== PROVIDED INFORMATION

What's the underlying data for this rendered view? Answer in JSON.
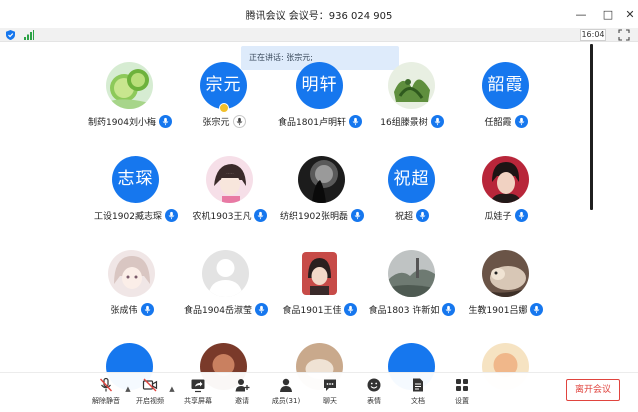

====
== PROVIDED INFORMATION

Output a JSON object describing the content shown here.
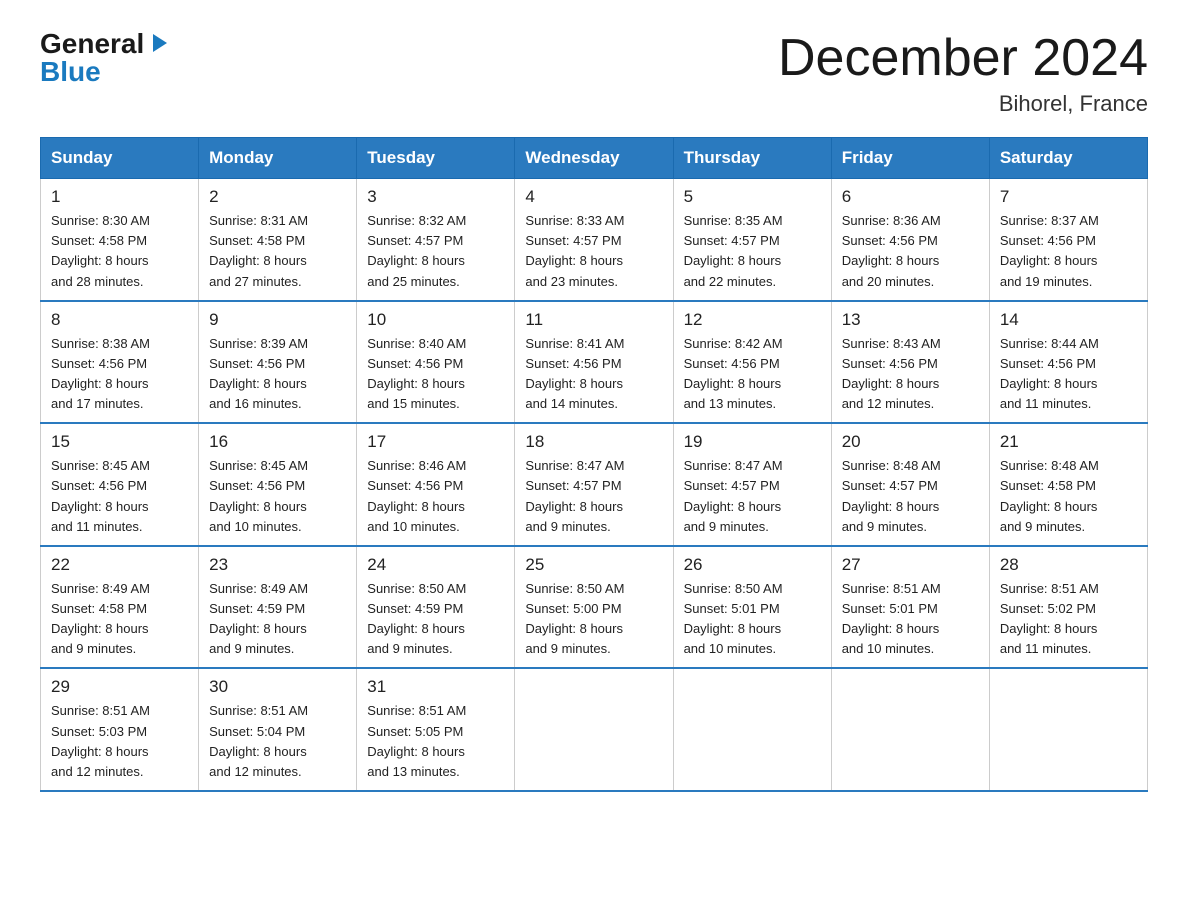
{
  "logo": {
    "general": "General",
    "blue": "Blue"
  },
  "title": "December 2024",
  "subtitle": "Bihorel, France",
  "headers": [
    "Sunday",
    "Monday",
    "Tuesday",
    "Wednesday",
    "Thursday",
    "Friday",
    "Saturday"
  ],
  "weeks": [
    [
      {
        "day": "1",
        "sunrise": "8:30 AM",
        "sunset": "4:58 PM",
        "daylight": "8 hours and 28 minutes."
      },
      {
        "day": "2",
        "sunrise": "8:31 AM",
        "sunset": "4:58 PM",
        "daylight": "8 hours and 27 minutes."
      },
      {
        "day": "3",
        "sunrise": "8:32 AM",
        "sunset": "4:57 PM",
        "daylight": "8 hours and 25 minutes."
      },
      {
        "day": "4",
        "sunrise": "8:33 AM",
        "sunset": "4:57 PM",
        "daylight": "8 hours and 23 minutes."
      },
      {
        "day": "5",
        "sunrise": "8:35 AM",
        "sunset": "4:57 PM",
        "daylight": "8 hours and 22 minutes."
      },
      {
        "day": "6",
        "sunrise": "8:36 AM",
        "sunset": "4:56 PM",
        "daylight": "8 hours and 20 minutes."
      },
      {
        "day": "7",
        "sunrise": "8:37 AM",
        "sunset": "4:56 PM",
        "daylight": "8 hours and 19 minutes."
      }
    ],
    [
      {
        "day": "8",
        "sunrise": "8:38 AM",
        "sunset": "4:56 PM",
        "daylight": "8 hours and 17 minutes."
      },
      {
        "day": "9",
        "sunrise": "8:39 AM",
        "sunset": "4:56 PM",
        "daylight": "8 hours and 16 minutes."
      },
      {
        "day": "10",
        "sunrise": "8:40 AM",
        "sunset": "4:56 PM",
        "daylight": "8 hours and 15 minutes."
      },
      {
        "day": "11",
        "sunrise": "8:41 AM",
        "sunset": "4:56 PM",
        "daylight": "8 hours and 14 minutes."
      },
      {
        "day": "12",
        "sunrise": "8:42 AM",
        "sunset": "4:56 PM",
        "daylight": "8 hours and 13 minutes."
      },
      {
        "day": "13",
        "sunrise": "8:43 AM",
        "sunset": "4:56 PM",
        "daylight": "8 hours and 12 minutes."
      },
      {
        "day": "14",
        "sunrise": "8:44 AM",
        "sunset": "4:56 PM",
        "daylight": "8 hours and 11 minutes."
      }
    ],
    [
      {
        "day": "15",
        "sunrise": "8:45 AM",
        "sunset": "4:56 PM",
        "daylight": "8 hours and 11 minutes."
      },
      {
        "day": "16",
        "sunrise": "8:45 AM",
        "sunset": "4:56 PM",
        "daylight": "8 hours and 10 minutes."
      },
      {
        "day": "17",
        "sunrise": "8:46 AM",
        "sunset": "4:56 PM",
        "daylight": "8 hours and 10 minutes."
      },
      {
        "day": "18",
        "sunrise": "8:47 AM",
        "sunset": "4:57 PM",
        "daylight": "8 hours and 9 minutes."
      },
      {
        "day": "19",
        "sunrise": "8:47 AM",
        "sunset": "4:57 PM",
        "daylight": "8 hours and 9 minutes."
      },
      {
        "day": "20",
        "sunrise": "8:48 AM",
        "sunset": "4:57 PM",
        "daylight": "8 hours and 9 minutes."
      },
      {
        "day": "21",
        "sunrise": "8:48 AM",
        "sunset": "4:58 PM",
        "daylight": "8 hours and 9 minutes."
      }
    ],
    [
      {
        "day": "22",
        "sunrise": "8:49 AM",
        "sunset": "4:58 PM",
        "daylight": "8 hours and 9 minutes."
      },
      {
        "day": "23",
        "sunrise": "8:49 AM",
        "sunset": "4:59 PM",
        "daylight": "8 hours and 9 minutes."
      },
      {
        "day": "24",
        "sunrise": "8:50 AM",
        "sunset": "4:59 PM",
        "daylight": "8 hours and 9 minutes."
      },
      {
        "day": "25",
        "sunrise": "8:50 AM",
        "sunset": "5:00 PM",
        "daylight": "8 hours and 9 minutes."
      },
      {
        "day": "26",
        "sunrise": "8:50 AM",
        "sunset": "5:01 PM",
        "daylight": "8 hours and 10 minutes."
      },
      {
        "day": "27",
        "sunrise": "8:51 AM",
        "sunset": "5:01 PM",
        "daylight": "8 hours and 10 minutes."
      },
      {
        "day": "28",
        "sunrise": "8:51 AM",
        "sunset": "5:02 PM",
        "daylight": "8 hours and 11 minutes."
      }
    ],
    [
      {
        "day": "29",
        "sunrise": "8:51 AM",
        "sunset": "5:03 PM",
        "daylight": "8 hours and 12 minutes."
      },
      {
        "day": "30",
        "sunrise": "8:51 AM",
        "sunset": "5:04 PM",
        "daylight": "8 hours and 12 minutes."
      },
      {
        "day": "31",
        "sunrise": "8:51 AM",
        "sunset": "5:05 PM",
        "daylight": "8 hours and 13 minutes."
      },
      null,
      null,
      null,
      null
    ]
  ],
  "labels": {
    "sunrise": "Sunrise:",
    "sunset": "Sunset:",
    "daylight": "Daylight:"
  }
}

====
== PROVIDED INFORMATION

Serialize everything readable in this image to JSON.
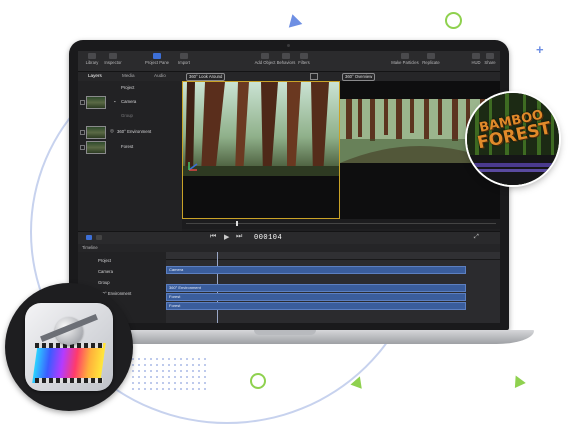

====

**YOUR TASK**
Look through the data above. Copy every line with the string "this" in it.

**EXERCISE ANSWER**
What's the underlying data for this rendered view? Answer in JSON.
Serialize everything readable in this image to JSON.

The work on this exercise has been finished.